Supplied passage:
:::

My loves,
Today I want to talk about what happens after betrayal.
Not the betrayal itself.
Not the betrayer.
Not even the pain necessarily.
But what happens afterward.
Because I think this is where people either begin healing…
or begin building emotional prisons for themselves.
And honestly, one of the biggest things I have learned is this:
Both sides can become trapped in self-victimization.
The betrayed can.
And the betrayer can too.
And when both sides stay in that energy, what happens?
The loop continues.
Nobody heals.
Nobody grows.
Nobody evolves.
Everyone just stays emotionally chained to the same wound over and over again.
And I think people misunderstand what self-victimization really is.
Self-victimization is not feeling hurt.
It is not crying.
It is not grieving.
It is not expressing pain.
It is not acknowledging damage.
Those things are human.
Self-victimization happens when we become attached to the identity of the wound itself.
When we stop trying to move through pain…
and instead begin building our identity around it.
And honestly, both sides do this in different ways.
The betrayer often does it by avoiding accountability.
Instead of facing the pain they caused honestly, they begin creating excuses.
“Well, you made me do it.”
“Well, you hurt me first.”
“Well, I was struggling.”
“Well, you weren’t perfect either.”
“Well, I didn’t mean it like that.”
“Well, people are misunderstanding me.”
And what they are really doing is emotionally protecting themselves from shame.
Because accountability requires vulnerability.
It requires sitting with the reality that:
“Yes. I hurt somebody.”
“Yes. My actions had consequences.”
“Yes. Somebody trusted me and I damaged that trust.”
And many people are terrified of facing that internally.
So instead, they redirect the focus outward.
They make themselves the victim instead of confronting the pain they caused.
But the betrayed do this too.
The betrayed can become so attached to the wound that eventually the betrayal becomes the center of their identity.
They replay it endlessly.
They seek validation endlessly.
They seek proof endlessly.
They need everyone to agree they were wronged.
They need the world to acknowledge their pain constantly.
They become emotionally trapped in the need for justice, explanation, revenge, validation, acknowledgment, or closure.
And again…
that creates another loop.
Because now your entire emotional state is depending on something outside yourself.
Their apology.
Their accountability.
Other people believing you.
Other people choosing your side.
Other people validating your worth.
But my loves…
your worth was never supposed to be dependent on somebody else’s inability to see it.
And I think that is where healing truly begins.
Healing begins when you stop making your emotional freedom dependent on another person’s behavior.
Because yes…
people may betray you.
People may lie about you.
People may avoid accountability.
People may project onto you.
People may tell stories about you that are not true.
People may rewrite history to avoid shame.
And yes, that hurts.
But if you remain emotionally attached to forcing them to see what they did…
forcing others to validate your pain…
forcing the world to understand your perspective…
you remain chained to the wound.

:::

[Dataset excerpt]
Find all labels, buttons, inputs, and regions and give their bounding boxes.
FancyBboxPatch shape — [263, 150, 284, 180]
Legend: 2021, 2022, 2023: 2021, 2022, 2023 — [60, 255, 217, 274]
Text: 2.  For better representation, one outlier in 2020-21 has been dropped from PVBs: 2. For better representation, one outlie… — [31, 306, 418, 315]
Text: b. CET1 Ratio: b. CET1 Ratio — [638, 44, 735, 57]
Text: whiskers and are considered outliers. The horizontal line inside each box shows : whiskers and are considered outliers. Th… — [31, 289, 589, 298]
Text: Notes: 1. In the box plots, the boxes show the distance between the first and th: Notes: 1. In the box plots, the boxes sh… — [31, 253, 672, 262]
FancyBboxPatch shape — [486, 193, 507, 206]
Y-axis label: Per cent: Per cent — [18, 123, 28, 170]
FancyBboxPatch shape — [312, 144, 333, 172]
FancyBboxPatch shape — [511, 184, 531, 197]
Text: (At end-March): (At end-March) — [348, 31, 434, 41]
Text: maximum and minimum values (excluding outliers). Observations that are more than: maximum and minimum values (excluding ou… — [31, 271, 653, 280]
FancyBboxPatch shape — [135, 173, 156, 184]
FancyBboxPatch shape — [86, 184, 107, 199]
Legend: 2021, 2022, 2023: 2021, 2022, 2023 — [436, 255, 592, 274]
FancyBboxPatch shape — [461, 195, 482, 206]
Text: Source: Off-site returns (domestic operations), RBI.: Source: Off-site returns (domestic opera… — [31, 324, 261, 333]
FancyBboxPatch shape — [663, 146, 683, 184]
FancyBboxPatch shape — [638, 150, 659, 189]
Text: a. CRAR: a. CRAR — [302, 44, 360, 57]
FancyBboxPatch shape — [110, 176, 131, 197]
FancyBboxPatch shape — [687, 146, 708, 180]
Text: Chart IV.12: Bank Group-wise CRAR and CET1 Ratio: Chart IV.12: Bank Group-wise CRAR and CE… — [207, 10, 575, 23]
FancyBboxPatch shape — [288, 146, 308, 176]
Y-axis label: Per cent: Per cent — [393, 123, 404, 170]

:::

Jobs:
1. In the passage on betrayal:
(a) How does the betrayer often practice self-victimization?
(b) What does accountability require?
(c) When does healing begin?
2. Pick up the passage on betrayal after its final line and keep writing in the same voice.

Responses in order:
1.
(a) By avoiding accountability.
(b) Vulnerability.
(c) When you stop making your emotional freedom dependent on another person's behavior.

2.
And I know that is difficult to hear sometimes.
Because human beings naturally want fairness.
We want acknowledgment.
We want accountability.
We want someone to say:
“Yes. I hurt you.”
“Yes. You deserved better.”
“Yes. I was wrong.”
But healing cannot fully depend on whether another person becomes emotionally mature enough to do that.
Sometimes they never will.
And if your peace depends entirely on somebody else evolving…
then your peace is no longer yours.
That is why I believe healing eventually becomes internal.
Not external.
Because eventually you reach a point where you realize:
“I know what happened.”
“I know my truth.”
“I know my heart.”
“I know my intentions.”
“I know my growth.”
“I know who I am becoming.”
And that becomes enough.
Not because the betrayal did not matter.
Not because you stopped caring.
Not because pain disappeared overnight.
But because you finally stopped handing your emotional center away to outside perception.
And honestly, my loves, I think people underestimate how much energy they waste trying to control perception.
Trying to control how others view them.
Trying to prove themselves.
Trying to defend themselves endlessly.
Trying to force understanding.
But with millions of perspectives in this world…
there will always be somebody who misunderstands you.
Always somebody who projects onto you.
Always somebody who refuses to see the full picture.
That is part of being human.
And if your self-worth depends on universal understanding…
you will emotionally exhaust yourself forever.
At some point, healing requires you to release the need to control how every person interprets your story.
Because your peace matters more than perception management.
And that goes for both sides.
The betrayer must eventually stop hiding behind excuses and face themselves honestly.
And the betrayed must eventually stop handing their worth away to people incapable of recognizing it.
Both require accountability.
Both require inner work.
Both require emotional maturity.
And honestly…
that is where wholeness begins.
Wholeness begins when you stop trying to solve internal wounds entirely through external reactions.
Because betrayal reveals things.
It reveals attachments.
It reveals insecurities.
It reveals fears.
It reveals ego wounds.
It reveals abandonment wounds.
It reveals validation wounds.
It reveals the places inside ourselves where we still rely too heavily on outside confirmation to feel whole.
And that is not weakness.
That is awareness.
Awareness is the beginning of healing.
Because once you see it…
you can begin strengthening it.
You can begin building a self that is no longer shattered every time somebody misunderstands you, rejects you, betrays you, or fails to choose you correctly.
And that does not make you cold.
It makes you centered.
There is a difference.
Centered people still feel deeply.
They still hurt.
They still grieve.
They still cry.
They still love.
But they no longer abandon themselves in the process.
And I think that is the biggest lesson I am trying to communicate through all of this.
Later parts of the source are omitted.